++++ Exercise material ++++

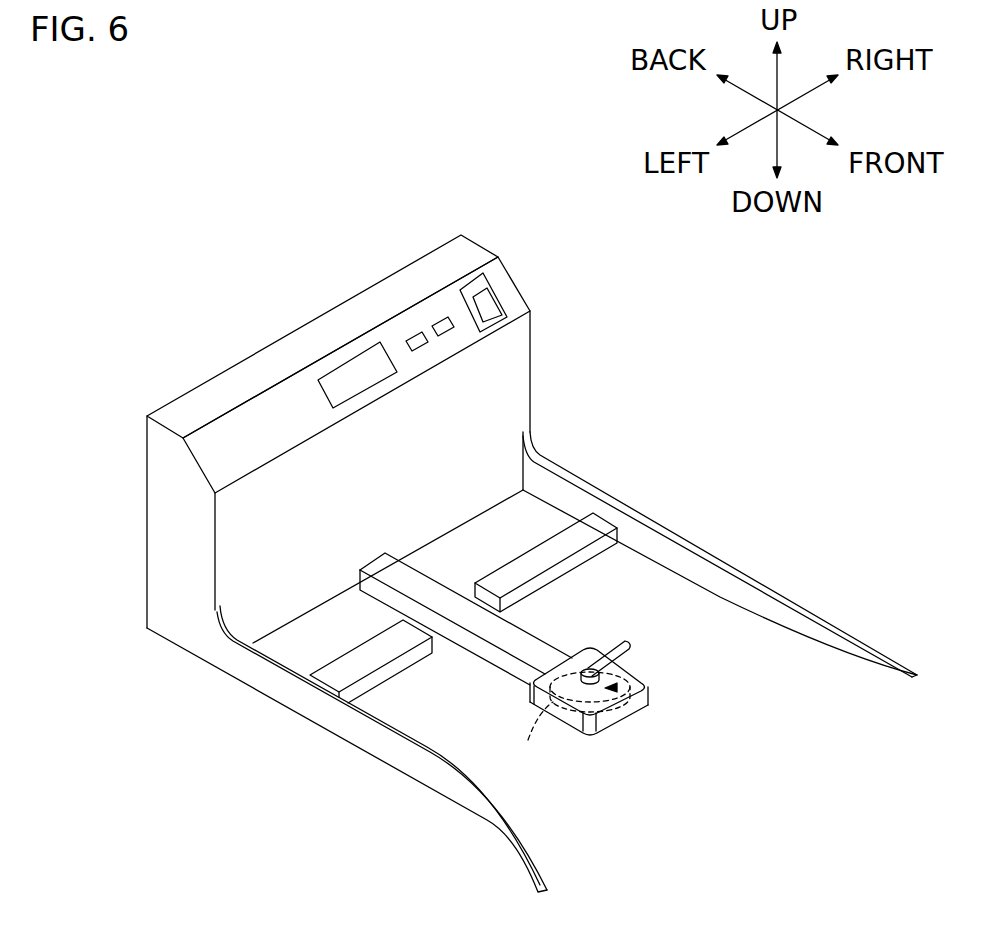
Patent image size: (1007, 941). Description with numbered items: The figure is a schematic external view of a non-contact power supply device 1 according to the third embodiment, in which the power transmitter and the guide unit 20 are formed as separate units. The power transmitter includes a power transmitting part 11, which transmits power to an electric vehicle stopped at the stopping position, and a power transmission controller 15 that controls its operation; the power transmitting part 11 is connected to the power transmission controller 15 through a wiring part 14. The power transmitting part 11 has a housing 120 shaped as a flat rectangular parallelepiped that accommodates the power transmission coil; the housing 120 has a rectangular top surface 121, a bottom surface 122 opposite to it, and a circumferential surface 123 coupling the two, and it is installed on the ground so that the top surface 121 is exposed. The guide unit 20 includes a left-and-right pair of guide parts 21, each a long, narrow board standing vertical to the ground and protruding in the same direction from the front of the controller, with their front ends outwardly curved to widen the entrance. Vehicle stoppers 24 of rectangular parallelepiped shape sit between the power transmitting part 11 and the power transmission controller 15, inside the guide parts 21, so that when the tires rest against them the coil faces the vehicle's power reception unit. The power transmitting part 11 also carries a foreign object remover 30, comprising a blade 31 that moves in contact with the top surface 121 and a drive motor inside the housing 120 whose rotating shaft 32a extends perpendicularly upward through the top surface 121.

The non-contact power supply device 1 is at (580, 323).
The power transmitting part 11 is at (570, 743).
The wiring part 14 is at (522, 645).
The power transmission controller 15 is at (268, 340).
The guide unit 20 is at (423, 825).
The guide part 21 is at (430, 750).
The vehicle stopper 24 is at (332, 670).
The foreign object remover 30 is at (648, 695).
The blade 31 is at (625, 656).
The rotating shaft 32a is at (588, 670).
The housing 120 is at (163, 488).
The top surface 121 is at (603, 708).
The bottom surface 122 is at (602, 740).
The circumferential surface 123 is at (608, 722).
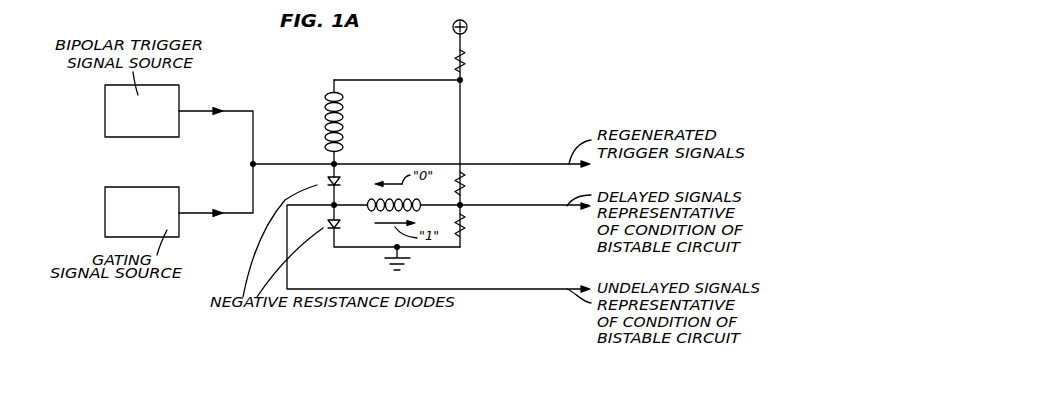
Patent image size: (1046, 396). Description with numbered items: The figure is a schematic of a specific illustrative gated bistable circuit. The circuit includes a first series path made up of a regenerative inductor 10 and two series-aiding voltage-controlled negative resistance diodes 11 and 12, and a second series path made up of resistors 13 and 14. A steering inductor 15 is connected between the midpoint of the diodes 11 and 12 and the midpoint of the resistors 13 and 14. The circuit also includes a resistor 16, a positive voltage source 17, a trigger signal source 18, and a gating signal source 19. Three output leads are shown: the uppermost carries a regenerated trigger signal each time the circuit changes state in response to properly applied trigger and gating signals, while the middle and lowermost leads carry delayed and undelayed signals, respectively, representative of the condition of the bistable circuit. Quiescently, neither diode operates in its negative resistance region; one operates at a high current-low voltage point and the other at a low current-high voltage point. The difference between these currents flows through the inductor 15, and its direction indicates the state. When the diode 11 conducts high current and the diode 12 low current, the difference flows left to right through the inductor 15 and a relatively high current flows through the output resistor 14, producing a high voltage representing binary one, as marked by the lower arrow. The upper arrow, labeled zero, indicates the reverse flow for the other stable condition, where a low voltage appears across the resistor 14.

The regenerative inductor 10 is at (347, 107).
The negative resistance diode 11 is at (323, 183).
The negative resistance diode 12 is at (323, 226).
The resistor 13 is at (470, 182).
The output resistor 14 is at (470, 228).
The steering inductor 15 is at (370, 198).
The resistor 16 is at (470, 62).
The positive voltage source 17 is at (468, 27).
The trigger signal source 18 is at (105, 111).
The gating signal source 19 is at (105, 213).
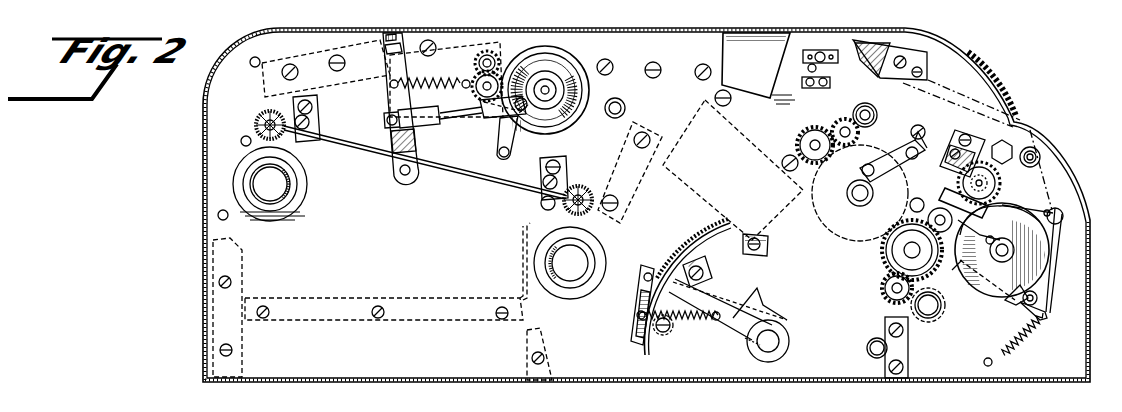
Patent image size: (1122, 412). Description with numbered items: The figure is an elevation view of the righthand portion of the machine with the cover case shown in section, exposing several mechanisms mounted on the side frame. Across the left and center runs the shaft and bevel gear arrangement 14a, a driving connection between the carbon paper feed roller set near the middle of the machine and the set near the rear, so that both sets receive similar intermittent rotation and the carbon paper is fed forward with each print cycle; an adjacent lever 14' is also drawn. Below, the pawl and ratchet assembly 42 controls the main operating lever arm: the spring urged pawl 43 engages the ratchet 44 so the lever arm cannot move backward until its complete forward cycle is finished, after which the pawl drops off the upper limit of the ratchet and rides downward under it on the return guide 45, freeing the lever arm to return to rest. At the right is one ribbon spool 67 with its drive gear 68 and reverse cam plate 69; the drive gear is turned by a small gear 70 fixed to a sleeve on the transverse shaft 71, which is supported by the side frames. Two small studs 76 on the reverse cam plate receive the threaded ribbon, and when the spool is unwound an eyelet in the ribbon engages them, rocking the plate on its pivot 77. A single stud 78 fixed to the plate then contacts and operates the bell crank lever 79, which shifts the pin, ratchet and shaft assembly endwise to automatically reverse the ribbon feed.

The shaft and bevel gear arrangement 14a is at (282, 142).
The lever 14' is at (455, 109).
The pawl and ratchet assembly 42 is at (689, 328).
The pawl 43 is at (636, 330).
The ratchet 44 is at (680, 245).
The return guide 45 is at (710, 253).
The ribbon spool 67 is at (1018, 232).
The drive gear 68 is at (1002, 208).
The reverse cam plate 69 is at (1053, 242).
The small gear 70 is at (990, 184).
The transverse shaft 71 is at (980, 182).
The small studs 76 is at (1056, 208).
The pivot 77 is at (1037, 298).
The single stud 78 is at (950, 274).
The bell crank lever 79 is at (973, 167).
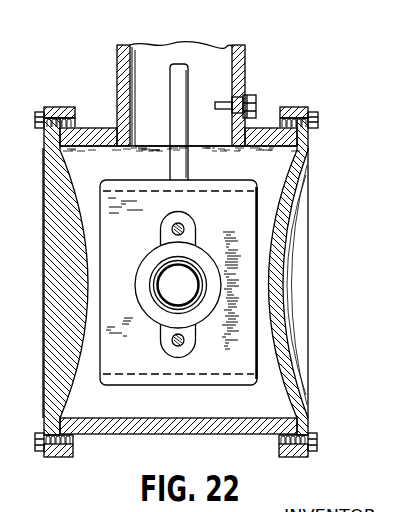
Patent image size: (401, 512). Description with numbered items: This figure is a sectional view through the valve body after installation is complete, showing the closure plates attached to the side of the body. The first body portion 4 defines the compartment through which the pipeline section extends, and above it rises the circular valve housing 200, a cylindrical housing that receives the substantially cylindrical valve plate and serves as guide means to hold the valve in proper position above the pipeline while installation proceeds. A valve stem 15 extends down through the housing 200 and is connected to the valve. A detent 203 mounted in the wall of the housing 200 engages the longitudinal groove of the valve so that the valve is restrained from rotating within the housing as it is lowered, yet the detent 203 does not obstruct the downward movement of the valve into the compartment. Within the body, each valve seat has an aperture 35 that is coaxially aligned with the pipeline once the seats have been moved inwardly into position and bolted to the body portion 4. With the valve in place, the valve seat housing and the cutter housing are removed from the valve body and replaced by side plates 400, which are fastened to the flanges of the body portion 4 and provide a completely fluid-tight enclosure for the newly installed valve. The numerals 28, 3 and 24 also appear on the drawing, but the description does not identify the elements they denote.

The first body portion 4 is at (262, 128).
The side plates 400 is at (43, 181).
The circular valve housing 200 is at (251, 54).
The detent 203 is at (245, 96).
The valve stem 15 is at (181, 97).
The mounting plate 28 is at (127, 191).
The aperture 35 is at (191, 268).
The body 3 is at (4, 286).
The side wall 24 is at (9, 313).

++++

*Given instruction*
Rewrite every one of the records above, replacing "Patent image size" with "Drawing dimensions" and keeping everything else unchanged. Leave the pictures out of your answer.

*Task response*
Drawing dimensions: (1007, 941). Description with numbered items: The figure is a schematic external view of a non-contact power supply device 1 according to the third embodiment, in which the power transmitter and the guide unit 20 are formed as separate units. The power transmitter includes a power transmitting part 11, which transmits power to an electric vehicle stopped at the stopping position, and a power transmission controller 15 that controls its operation; the power transmitting part 11 is connected to the power transmission controller 15 through a wiring part 14. The power transmitting part 11 has a housing 120 shaped as a flat rectangular parallelepiped that accommodates the power transmission coil; the housing 120 has a rectangular top surface 121, a bottom surface 122 opposite to it, and a circumferential surface 123 coupling the two, and it is installed on the ground so that the top surface 121 is exposed. The guide unit 20 includes a left-and-right pair of guide parts 21, each a long, narrow board standing vertical to the ground and protruding in the same direction from the front of the controller, with their front ends outwardly curved to widen the entrance. Vehicle stoppers 24 of rectangular parallelepiped shape sit between the power transmitting part 11 and the power transmission controller 15, inside the guide parts 21, so that when the tires rest against them the coil faces the vehicle's power reception unit. The power transmitting part 11 also carries a foreign object remover 30, comprising a blade 31 that moves in contact with the top surface 121 and a drive motor inside the housing 120 whose rotating shaft 32a extends perpendicularly upward through the top surface 121.

The non-contact power supply device 1 is at (580, 323).
The power transmitting part 11 is at (570, 743).
The wiring part 14 is at (522, 645).
The power transmission controller 15 is at (268, 340).
The guide unit 20 is at (423, 825).
The guide part 21 is at (430, 750).
The vehicle stopper 24 is at (332, 670).
The foreign object remover 30 is at (648, 695).
The blade 31 is at (625, 656).
The rotating shaft 32a is at (588, 670).
The housing 120 is at (163, 488).
The top surface 121 is at (603, 708).
The bottom surface 122 is at (602, 740).
The circumferential surface 123 is at (608, 722).
Drawing dimensions: (1046, 396). Description with numbered items: The figure is a schematic of a specific illustrative gated bistable circuit. The circuit includes a first series path made up of a regenerative inductor 10 and two series-aiding voltage-controlled negative resistance diodes 11 and 12, and a second series path made up of resistors 13 and 14. A steering inductor 15 is connected between the midpoint of the diodes 11 and 12 and the midpoint of the resistors 13 and 14. The circuit also includes a resistor 16, a positive voltage source 17, a trigger signal source 18, and a gating signal source 19. Three output leads are shown: the uppermost carries a regenerated trigger signal each time the circuit changes state in response to properly applied trigger and gating signals, while the middle and lowermost leads carry delayed and undelayed signals, respectively, representative of the condition of the bistable circuit. Quiescently, neither diode operates in its negative resistance region; one operates at a high current-low voltage point and the other at a low current-high voltage point. The difference between these currents flows through the inductor 15, and its direction indicates the state. When the diode 11 conducts high current and the diode 12 low current, the difference flows left to right through the inductor 15 and a relatively high current flows through the output resistor 14, producing a high voltage representing binary one, as marked by the lower arrow. The upper arrow, labeled zero, indicates the reverse flow for the other stable condition, where a low voltage appears across the resistor 14.

The regenerative inductor 10 is at (347, 107).
The negative resistance diode 11 is at (323, 183).
The negative resistance diode 12 is at (323, 226).
The resistor 13 is at (470, 182).
The output resistor 14 is at (470, 228).
The steering inductor 15 is at (370, 198).
The resistor 16 is at (470, 62).
The positive voltage source 17 is at (468, 27).
The trigger signal source 18 is at (105, 111).
The gating signal source 19 is at (105, 213).
Drawing dimensions: (1122, 412). Description with numbered items: The figure is an elevation view of the righthand portion of the machine with the cover case shown in section, exposing several mechanisms mounted on the side frame. Across the left and center runs the shaft and bevel gear arrangement 14a, a driving connection between the carbon paper feed roller set near the middle of the machine and the set near the rear, so that both sets receive similar intermittent rotation and the carbon paper is fed forward with each print cycle; an adjacent lever 14' is also drawn. Below, the pawl and ratchet assembly 42 controls the main operating lever arm: the spring urged pawl 43 engages the ratchet 44 so the lever arm cannot move backward until its complete forward cycle is finished, after which the pawl drops off the upper limit of the ratchet and rides downward under it on the return guide 45, freeing the lever arm to return to rest. At the right is one ribbon spool 67 with its drive gear 68 and reverse cam plate 69; the drive gear is turned by a small gear 70 fixed to a sleeve on the transverse shaft 71, which is supported by the side frames. Two small studs 76 on the reverse cam plate receive the threaded ribbon, and when the spool is unwound an eyelet in the ribbon engages them, rocking the plate on its pivot 77. A single stud 78 fixed to the plate then contacts and operates the bell crank lever 79, which shifts the pin, ratchet and shaft assembly endwise to automatically reverse the ribbon feed.

The shaft and bevel gear arrangement 14a is at (282, 142).
The lever 14' is at (455, 109).
The pawl and ratchet assembly 42 is at (689, 328).
The pawl 43 is at (636, 330).
The ratchet 44 is at (680, 245).
The return guide 45 is at (710, 253).
The ribbon spool 67 is at (1018, 232).
The drive gear 68 is at (1002, 208).
The reverse cam plate 69 is at (1053, 242).
The small gear 70 is at (990, 184).
The transverse shaft 71 is at (980, 182).
The small studs 76 is at (1056, 208).
The pivot 77 is at (1037, 298).
The single stud 78 is at (950, 274).
The bell crank lever 79 is at (973, 167).
Drawing dimensions: (401, 512). Description with numbered items: This figure is a sectional view through the valve body after installation is complete, showing the closure plates attached to the side of the body. The first body portion 4 defines the compartment through which the pipeline section extends, and above it rises the circular valve housing 200, a cylindrical housing that receives the substantially cylindrical valve plate and serves as guide means to hold the valve in proper position above the pipeline while installation proceeds. A valve stem 15 extends down through the housing 200 and is connected to the valve. A detent 203 mounted in the wall of the housing 200 engages the longitudinal groove of the valve so that the valve is restrained from rotating within the housing as it is lowered, yet the detent 203 does not obstruct the downward movement of the valve into the compartment. Within the body, each valve seat has an aperture 35 that is coaxially aligned with the pipeline once the seats have been moved inwardly into position and bolted to the body portion 4. With the valve in place, the valve seat housing and the cutter housing are removed from the valve body and replaced by side plates 400, which are fastened to the flanges of the body portion 4 and provide a completely fluid-tight enclosure for the newly installed valve. The numerals 28, 3 and 24 also appear on the drawing, but the description does not identify the elements they denote.

The first body portion 4 is at (262, 128).
The side plates 400 is at (43, 181).
The circular valve housing 200 is at (251, 54).
The detent 203 is at (245, 96).
The valve stem 15 is at (181, 97).
The mounting plate 28 is at (127, 191).
The aperture 35 is at (191, 268).
The body 3 is at (4, 286).
The side wall 24 is at (9, 313).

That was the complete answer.